**The problem:**
Select the lines that hold the word "ylabel" and copy each one.
───
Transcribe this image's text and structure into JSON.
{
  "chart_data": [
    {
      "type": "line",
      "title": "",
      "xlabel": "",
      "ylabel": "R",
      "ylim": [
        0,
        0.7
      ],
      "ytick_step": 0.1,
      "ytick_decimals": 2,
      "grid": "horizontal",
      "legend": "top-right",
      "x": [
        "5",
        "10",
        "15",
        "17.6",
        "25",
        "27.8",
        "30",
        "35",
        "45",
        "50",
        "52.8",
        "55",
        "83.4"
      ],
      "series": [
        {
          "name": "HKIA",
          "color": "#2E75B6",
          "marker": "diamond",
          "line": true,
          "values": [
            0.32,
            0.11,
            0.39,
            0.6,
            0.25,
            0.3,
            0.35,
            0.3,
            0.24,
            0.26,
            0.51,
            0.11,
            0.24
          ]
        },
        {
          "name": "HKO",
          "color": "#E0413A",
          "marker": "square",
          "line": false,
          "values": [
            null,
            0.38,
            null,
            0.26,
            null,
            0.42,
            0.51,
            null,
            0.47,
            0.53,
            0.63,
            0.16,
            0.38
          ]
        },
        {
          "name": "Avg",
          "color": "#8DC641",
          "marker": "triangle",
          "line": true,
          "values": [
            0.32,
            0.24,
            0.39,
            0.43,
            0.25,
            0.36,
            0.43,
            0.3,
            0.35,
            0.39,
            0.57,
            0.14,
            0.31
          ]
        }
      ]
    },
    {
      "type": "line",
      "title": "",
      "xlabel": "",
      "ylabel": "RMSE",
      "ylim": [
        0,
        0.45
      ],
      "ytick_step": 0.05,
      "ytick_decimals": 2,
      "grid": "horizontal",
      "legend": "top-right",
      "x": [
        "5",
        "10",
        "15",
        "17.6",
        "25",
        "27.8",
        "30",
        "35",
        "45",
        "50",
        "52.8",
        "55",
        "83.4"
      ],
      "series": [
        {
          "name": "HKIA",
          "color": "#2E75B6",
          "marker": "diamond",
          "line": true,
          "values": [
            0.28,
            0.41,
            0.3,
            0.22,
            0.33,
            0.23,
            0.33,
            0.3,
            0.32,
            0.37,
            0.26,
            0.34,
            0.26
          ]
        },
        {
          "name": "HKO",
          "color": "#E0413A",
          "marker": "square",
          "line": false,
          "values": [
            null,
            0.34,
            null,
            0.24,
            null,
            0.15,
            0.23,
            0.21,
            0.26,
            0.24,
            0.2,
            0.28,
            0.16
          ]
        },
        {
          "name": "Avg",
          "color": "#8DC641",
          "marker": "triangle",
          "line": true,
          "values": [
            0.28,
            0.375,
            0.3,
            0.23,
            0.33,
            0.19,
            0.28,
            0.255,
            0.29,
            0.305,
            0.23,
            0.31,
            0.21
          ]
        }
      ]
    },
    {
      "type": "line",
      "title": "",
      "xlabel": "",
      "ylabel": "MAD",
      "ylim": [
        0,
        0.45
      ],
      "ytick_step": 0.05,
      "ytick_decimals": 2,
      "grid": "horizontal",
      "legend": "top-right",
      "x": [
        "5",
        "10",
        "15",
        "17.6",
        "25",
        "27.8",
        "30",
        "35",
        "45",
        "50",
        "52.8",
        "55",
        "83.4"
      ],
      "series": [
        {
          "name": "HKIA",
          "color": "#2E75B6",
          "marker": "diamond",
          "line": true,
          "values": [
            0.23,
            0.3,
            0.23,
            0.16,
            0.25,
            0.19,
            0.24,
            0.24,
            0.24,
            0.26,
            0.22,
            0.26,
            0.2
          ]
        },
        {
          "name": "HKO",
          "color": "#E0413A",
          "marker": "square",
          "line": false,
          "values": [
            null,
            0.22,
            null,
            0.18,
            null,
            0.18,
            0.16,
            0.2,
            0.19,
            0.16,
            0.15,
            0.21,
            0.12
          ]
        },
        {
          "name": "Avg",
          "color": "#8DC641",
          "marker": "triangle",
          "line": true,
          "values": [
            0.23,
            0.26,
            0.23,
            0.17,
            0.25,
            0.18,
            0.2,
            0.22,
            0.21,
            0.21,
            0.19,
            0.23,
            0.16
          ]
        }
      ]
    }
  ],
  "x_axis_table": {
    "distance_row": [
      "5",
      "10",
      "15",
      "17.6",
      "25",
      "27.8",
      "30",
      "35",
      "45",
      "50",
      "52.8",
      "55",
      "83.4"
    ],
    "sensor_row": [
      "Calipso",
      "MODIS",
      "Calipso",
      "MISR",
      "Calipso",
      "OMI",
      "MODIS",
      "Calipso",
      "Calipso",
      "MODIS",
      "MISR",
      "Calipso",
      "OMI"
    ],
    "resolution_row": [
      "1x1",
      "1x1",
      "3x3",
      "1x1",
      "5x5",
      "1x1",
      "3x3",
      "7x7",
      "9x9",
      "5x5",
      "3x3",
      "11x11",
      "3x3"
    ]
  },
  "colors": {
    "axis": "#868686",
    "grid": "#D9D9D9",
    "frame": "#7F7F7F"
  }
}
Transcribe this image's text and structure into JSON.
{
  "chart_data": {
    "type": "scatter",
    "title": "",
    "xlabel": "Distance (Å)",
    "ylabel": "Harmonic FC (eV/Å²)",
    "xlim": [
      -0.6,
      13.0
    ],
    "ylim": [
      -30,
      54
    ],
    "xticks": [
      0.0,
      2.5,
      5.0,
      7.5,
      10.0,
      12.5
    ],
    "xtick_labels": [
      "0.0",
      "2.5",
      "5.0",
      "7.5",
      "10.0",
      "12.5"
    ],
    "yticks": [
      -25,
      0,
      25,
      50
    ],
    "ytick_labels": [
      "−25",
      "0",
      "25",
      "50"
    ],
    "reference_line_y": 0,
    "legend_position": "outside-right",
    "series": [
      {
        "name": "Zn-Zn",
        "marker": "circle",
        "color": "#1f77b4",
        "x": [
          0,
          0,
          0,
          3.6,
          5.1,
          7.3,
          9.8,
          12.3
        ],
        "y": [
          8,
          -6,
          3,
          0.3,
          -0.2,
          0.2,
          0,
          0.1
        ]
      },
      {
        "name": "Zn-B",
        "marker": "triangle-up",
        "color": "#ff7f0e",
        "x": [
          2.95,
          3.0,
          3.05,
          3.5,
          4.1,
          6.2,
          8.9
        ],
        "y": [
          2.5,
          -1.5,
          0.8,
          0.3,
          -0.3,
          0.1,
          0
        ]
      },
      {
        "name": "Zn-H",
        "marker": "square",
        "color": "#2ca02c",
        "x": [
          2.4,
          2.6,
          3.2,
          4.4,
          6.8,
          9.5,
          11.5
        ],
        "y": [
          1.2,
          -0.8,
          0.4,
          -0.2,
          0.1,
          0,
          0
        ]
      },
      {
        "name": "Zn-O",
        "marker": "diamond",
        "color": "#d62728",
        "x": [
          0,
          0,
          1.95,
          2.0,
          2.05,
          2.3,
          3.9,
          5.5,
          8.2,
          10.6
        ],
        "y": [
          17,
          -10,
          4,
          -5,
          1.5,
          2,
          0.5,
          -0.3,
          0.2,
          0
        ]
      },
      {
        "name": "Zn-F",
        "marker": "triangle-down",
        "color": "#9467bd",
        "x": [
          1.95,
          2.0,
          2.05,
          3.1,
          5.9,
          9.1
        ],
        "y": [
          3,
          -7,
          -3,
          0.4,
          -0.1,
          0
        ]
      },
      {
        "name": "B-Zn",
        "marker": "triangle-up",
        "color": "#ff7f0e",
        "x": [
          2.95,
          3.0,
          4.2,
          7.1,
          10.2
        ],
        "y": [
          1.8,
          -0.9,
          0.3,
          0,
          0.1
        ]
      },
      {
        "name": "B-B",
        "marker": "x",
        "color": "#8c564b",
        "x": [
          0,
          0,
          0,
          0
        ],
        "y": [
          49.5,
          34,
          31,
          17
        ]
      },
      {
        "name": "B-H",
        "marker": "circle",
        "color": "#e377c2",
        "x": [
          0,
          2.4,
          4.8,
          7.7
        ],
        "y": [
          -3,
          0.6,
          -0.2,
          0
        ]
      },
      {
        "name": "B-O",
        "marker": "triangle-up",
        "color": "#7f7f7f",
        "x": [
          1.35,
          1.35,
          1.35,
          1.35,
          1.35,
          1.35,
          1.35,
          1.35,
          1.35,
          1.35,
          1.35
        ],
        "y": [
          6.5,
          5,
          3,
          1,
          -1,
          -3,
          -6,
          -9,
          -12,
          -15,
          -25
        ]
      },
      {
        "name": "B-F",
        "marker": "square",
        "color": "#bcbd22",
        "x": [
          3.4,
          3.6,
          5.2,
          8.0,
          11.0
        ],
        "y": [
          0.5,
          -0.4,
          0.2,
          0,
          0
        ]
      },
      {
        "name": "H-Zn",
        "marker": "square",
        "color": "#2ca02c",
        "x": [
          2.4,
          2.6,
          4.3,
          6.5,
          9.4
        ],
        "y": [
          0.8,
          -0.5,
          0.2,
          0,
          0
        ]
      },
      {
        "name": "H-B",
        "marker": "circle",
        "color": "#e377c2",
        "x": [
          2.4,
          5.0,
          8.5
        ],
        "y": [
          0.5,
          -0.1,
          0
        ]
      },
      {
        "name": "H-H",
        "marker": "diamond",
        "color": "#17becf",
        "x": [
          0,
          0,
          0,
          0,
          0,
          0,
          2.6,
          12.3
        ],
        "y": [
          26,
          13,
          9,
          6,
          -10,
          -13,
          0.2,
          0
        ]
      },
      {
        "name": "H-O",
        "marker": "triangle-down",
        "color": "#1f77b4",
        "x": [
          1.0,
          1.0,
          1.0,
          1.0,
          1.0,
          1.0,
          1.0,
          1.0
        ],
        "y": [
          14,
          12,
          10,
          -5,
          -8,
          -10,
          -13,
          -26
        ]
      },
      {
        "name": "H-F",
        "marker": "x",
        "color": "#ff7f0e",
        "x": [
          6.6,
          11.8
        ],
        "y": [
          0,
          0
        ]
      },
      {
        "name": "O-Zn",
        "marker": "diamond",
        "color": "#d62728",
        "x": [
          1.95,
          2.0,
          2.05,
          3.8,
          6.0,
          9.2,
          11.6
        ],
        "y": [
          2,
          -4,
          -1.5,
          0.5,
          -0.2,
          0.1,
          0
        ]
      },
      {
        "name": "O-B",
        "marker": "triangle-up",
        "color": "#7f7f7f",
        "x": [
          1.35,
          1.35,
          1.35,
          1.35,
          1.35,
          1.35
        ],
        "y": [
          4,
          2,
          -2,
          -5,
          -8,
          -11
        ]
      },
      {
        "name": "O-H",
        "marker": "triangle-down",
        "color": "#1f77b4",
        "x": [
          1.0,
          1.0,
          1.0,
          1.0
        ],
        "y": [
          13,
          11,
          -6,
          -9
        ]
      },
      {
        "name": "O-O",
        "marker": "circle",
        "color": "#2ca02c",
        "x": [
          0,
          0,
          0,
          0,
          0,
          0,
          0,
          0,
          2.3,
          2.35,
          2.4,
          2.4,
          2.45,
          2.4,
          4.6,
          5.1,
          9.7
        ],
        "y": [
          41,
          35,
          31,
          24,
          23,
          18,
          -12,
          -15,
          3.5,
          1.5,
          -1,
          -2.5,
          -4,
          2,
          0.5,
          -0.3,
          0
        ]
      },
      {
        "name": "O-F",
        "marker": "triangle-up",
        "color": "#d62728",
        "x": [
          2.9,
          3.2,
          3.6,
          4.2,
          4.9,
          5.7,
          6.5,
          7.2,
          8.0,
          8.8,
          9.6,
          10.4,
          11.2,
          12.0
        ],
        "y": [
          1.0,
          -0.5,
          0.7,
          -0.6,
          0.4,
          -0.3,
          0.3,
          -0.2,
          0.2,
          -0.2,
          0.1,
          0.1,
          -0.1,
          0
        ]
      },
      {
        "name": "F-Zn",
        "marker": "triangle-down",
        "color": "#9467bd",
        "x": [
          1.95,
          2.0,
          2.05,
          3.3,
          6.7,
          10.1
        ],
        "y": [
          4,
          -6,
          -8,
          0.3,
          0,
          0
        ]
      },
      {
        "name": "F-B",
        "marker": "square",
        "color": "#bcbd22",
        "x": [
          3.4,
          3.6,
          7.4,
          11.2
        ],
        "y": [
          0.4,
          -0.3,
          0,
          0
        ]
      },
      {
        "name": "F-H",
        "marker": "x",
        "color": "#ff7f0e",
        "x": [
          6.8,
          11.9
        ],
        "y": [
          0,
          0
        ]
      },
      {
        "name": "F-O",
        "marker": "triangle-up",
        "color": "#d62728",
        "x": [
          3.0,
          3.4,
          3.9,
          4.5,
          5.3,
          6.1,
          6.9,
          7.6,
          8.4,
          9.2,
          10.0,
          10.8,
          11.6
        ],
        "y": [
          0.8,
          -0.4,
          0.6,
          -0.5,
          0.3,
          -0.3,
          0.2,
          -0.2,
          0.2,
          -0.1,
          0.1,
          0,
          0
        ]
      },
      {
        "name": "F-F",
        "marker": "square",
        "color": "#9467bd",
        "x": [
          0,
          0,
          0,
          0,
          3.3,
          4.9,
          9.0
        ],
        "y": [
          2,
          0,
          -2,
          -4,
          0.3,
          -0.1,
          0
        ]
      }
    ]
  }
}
───
**Solution below:**
      "ylabel": "R",
      "ylabel": "RMSE",
      "ylabel": "MAD",
    "ylabel": "Harmonic FC (eV/Å²)",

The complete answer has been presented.